*** MATERIAL

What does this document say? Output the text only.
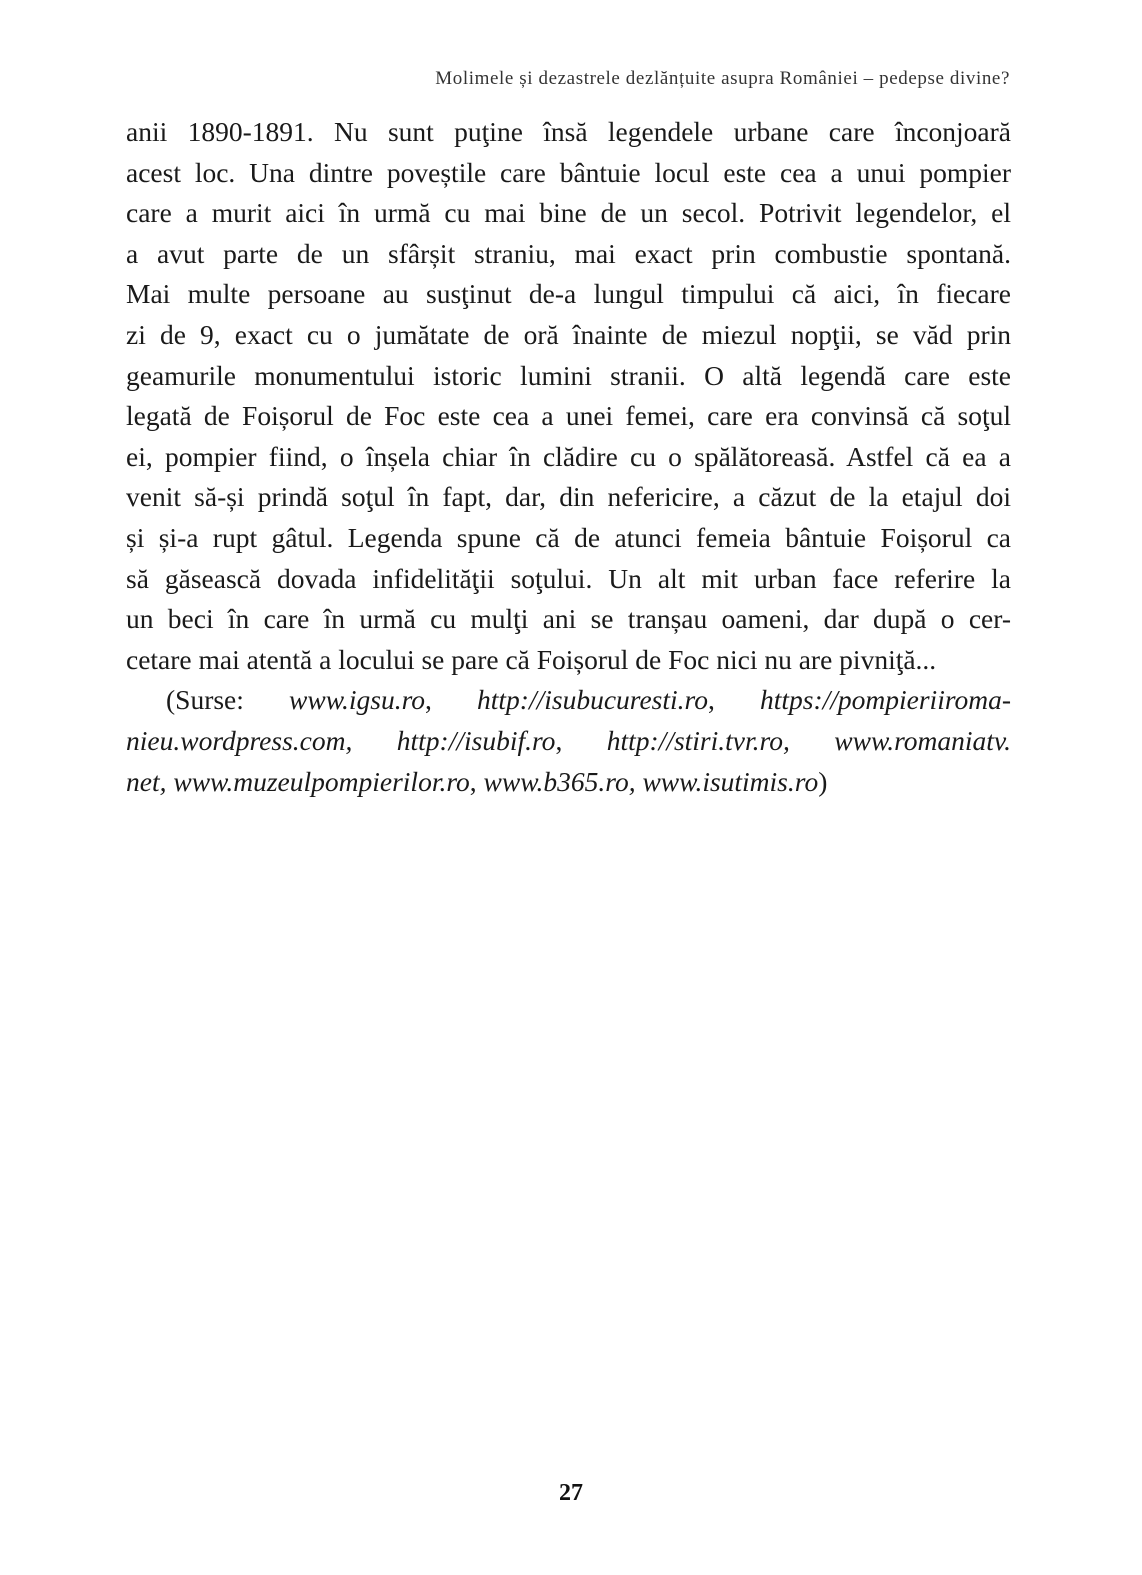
Molimele și dezastrele dezlănțuite asupra României – pedepse divine?
anii 1890-1891. Nu sunt puţine însă legendele urbane care înconjoară
acest loc. Una dintre poveștile care bântuie locul este cea a unui pompier
care a murit aici în urmă cu mai bine de un secol. Potrivit legendelor, el
a avut parte de un sfârșit straniu, mai exact prin combustie spontană.
Mai multe persoane au susţinut de-a lungul timpului că aici, în fiecare
zi de 9, exact cu o jumătate de oră înainte de miezul nopţii, se văd prin
geamurile monumentului istoric lumini stranii. O altă legendă care este
legată de Foișorul de Foc este cea a unei femei, care era convinsă că soţul
ei, pompier fiind, o înșela chiar în clădire cu o spălătoreasă. Astfel că ea a
venit să-și prindă soţul în fapt, dar, din nefericire, a căzut de la etajul doi
și și-a rupt gâtul. Legenda spune că de atunci femeia bântuie Foișorul ca
să găsească dovada infidelităţii soţului. Un alt mit urban face referire la
un beci în care în urmă cu mulţi ani se tranșau oameni, dar după o cer-
cetare mai atentă a locului se pare că Foișorul de Foc nici nu are pivniţă...
(Surse: www.igsu.ro, http://isubucuresti.ro, https://pompieriiroma-
nieu.wordpress.com, http://isubif.ro, http://stiri.tvr.ro, www.romaniatv.
net, www.muzeulpompierilor.ro, www.b365.ro, www.isutimis.ro)
27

******

* [THE EXERCISE]: Repeat the data in full and exactly. Omit pictures.

* [EXERCISE SOLUTION]:
What does this document say? Output the text only.
Molimele și dezastrele dezlănțuite asupra României – pedepse divine?
anii 1890-1891. Nu sunt puţine însă legendele urbane care înconjoară
acest loc. Una dintre poveștile care bântuie locul este cea a unui pompier
care a murit aici în urmă cu mai bine de un secol. Potrivit legendelor, el
a avut parte de un sfârșit straniu, mai exact prin combustie spontană.
Mai multe persoane au susţinut de-a lungul timpului că aici, în fiecare
zi de 9, exact cu o jumătate de oră înainte de miezul nopţii, se văd prin
geamurile monumentului istoric lumini stranii. O altă legendă care este
legată de Foișorul de Foc este cea a unei femei, care era convinsă că soţul
ei, pompier fiind, o înșela chiar în clădire cu o spălătoreasă. Astfel că ea a
venit să-și prindă soţul în fapt, dar, din nefericire, a căzut de la etajul doi
și și-a rupt gâtul. Legenda spune că de atunci femeia bântuie Foișorul ca
să găsească dovada infidelităţii soţului. Un alt mit urban face referire la
un beci în care în urmă cu mulţi ani se tranșau oameni, dar după o cer-
cetare mai atentă a locului se pare că Foișorul de Foc nici nu are pivniţă...
(Surse: www.igsu.ro, http://isubucuresti.ro, https://pompieriiroma-
nieu.wordpress.com, http://isubif.ro, http://stiri.tvr.ro, www.romaniatv.
net, www.muzeulpompierilor.ro, www.b365.ro, www.isutimis.ro)
27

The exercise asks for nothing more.